**ACTIVITIES**:
a) Answer these questions from the biography of Dr. Reyes-Santos.
(i) Which press published Our Caribbean Kin?
(ii) In what year did the Caribbean Women Healers project appear?
(iii) What kind of approach do her manuscripts-in-progress propose?
b) Write the next few sentences of the biography of Dr. Reyes-Santos, picking up after its final sentence.

**EXCERPTED PASSAGE**:
<<<<
Dr. Reyes-Santos is the author of Our Caribbean Kin: Race and Nation in the Neoliberal Antilles (Rutgers 2015), Sanadores (Buho 2021), and articles, essays, and op-eds in published in a variety of venues. The digital humanities project Caribbean Women Healers: Decolonizing Knowledge Within AfroIndigenous Traditions (2020) showcases interviews with healers, ethnobotanical resources, and curriculum and bibliographical resources ( It is being re-conceptualized to include Indigenous and Black healers and traditional ecological knowledge keepers in the U.S. Pacific Northwest. Her current manuscripts-in-progress propose a Black Diasporic approach to betrayals among kin emerging from racial, gender and environmental violence. These projects have been supported by grants and fellowships from Mellon Foundation, Meyer Memorial Trust, the Future of Minority Studies, The Dominican Research Institute, the Center for Puerto Rican Studies, the Center for the Study of Women in Society, Oregon Humanities Center, the Digital Scholarship Center, and the Jordan Schnitzer Museum of Art.
>>>>
**Stored data entries**:
<<<<
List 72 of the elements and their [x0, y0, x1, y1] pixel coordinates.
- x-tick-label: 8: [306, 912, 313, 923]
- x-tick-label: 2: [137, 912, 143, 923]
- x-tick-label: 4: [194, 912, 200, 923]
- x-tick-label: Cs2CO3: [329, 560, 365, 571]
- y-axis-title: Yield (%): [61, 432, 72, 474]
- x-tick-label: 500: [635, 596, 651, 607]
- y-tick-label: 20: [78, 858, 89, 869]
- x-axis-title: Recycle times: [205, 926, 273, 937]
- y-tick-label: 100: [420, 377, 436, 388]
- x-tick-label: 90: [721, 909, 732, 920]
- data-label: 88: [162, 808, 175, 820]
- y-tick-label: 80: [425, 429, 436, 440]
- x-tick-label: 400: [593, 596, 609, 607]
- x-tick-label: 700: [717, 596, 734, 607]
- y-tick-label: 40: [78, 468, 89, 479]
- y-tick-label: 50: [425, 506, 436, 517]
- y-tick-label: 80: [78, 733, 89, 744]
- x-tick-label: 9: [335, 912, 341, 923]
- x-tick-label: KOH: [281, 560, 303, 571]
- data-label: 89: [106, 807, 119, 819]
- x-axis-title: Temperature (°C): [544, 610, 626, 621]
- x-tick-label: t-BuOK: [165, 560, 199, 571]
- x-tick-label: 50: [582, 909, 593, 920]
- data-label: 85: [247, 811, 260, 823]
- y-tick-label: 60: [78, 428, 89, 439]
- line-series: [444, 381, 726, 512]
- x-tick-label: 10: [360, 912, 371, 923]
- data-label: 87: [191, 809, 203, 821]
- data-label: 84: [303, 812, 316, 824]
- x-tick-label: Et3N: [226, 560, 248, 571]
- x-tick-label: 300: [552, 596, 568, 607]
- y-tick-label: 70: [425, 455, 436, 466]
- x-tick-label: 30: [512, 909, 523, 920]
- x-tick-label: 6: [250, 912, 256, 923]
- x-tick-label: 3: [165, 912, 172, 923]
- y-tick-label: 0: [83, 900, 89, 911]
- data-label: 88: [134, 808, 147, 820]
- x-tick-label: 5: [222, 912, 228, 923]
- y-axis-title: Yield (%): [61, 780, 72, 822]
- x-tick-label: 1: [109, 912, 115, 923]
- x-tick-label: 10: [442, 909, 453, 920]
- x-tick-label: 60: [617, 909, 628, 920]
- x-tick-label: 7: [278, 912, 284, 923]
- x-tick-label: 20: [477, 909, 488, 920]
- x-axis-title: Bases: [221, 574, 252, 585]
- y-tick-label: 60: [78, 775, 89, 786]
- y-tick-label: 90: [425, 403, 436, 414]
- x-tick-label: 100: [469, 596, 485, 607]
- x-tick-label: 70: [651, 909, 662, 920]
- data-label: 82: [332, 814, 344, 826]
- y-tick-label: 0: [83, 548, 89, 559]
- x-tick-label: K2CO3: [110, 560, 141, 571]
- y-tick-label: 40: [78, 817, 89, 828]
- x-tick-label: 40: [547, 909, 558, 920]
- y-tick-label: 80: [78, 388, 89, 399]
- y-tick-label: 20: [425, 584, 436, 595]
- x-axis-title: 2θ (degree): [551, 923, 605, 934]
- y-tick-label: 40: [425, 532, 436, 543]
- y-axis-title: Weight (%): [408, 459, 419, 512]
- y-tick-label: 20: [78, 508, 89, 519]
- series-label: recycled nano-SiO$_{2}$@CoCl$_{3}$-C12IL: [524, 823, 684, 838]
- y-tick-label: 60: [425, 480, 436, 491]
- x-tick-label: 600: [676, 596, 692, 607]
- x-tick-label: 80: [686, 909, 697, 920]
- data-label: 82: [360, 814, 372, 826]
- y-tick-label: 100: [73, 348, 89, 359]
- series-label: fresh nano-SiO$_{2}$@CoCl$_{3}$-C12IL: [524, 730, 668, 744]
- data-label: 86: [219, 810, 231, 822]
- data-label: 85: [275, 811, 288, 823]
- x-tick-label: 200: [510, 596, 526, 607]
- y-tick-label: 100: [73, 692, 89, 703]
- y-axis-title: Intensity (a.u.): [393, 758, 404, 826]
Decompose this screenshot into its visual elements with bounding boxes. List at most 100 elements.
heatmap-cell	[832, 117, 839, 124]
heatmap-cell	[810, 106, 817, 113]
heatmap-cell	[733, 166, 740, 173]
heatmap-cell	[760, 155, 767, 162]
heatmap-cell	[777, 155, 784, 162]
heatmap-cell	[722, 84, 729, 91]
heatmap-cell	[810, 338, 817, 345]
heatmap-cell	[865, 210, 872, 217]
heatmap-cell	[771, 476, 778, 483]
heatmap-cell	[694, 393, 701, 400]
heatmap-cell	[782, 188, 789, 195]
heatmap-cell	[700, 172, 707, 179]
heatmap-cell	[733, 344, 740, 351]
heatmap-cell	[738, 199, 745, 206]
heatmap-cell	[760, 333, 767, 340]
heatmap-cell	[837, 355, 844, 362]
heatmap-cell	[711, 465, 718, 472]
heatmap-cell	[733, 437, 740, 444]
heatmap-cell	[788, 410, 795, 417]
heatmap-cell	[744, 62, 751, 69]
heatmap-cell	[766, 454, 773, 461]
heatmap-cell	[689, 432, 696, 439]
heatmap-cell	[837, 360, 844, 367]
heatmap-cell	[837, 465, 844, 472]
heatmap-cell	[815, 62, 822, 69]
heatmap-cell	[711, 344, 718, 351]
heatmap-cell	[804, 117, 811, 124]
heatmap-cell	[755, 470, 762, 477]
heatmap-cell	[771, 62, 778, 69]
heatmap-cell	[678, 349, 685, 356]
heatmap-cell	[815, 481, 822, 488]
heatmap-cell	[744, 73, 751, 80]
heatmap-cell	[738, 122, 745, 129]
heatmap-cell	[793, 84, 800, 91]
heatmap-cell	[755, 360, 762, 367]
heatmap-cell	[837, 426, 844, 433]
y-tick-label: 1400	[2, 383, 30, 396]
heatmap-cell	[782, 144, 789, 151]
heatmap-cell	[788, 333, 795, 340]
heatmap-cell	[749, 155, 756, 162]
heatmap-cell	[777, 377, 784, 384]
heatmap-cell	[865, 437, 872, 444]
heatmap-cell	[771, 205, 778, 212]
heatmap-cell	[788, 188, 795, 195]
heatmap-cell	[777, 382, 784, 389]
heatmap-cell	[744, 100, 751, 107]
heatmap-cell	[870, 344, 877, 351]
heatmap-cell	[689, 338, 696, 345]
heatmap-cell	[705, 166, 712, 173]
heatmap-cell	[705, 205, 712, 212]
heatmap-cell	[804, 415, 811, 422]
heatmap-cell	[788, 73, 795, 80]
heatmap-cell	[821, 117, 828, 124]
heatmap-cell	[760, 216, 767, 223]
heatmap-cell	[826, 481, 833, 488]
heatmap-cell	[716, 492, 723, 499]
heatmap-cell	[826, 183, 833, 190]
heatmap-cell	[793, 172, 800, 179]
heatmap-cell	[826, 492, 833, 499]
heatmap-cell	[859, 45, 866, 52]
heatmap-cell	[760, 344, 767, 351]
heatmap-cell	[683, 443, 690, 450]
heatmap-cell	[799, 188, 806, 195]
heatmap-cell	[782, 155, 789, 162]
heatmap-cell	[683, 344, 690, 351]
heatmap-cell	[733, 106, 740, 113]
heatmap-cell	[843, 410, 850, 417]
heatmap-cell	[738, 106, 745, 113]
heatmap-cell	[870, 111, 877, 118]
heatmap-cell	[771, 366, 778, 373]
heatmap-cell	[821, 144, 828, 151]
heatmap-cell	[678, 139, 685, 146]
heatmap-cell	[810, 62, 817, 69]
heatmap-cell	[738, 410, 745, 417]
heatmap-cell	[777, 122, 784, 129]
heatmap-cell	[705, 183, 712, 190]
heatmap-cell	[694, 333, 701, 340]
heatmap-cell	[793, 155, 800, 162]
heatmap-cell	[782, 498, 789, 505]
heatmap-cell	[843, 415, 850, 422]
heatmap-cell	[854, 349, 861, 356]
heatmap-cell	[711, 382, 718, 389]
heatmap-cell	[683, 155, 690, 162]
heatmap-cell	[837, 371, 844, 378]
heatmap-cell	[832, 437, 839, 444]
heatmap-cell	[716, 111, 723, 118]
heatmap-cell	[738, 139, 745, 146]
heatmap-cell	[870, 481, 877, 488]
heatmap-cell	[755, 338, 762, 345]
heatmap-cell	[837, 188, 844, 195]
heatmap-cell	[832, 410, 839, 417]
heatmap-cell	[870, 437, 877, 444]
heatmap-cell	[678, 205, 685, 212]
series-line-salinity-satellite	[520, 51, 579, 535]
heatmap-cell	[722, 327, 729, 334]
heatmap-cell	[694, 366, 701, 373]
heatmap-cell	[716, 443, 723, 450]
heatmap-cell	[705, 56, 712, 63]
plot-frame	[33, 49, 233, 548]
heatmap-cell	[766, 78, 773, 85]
>>>>
**ANSWERS PER TASK**:
a)
(i) Rutgers
(ii) 2020
(iii) A Black Diasporic approach to betrayals among kin emerging from racial, gender and environmental violence

b)
An award-winning teacher, her Ted-talk “Building Intercultural Communities” is used in higher ed and popular education to initiate guidelines for dialogue across difference.
As a founding member of the Oregon Water Futures Collaborative, she continues to contribute to the articulation of a water justice agenda in the state and nationwide. After supporting a 330million dollars water package in 2022, OWF moved to its second outreach phase in 2022 as a collaboration between Willamette Partnership, Coalition of Communities of Color, Verde, Oregon Environmental Council, Oregon Voice, and UO’s Environmental and NaturalResources Law Center.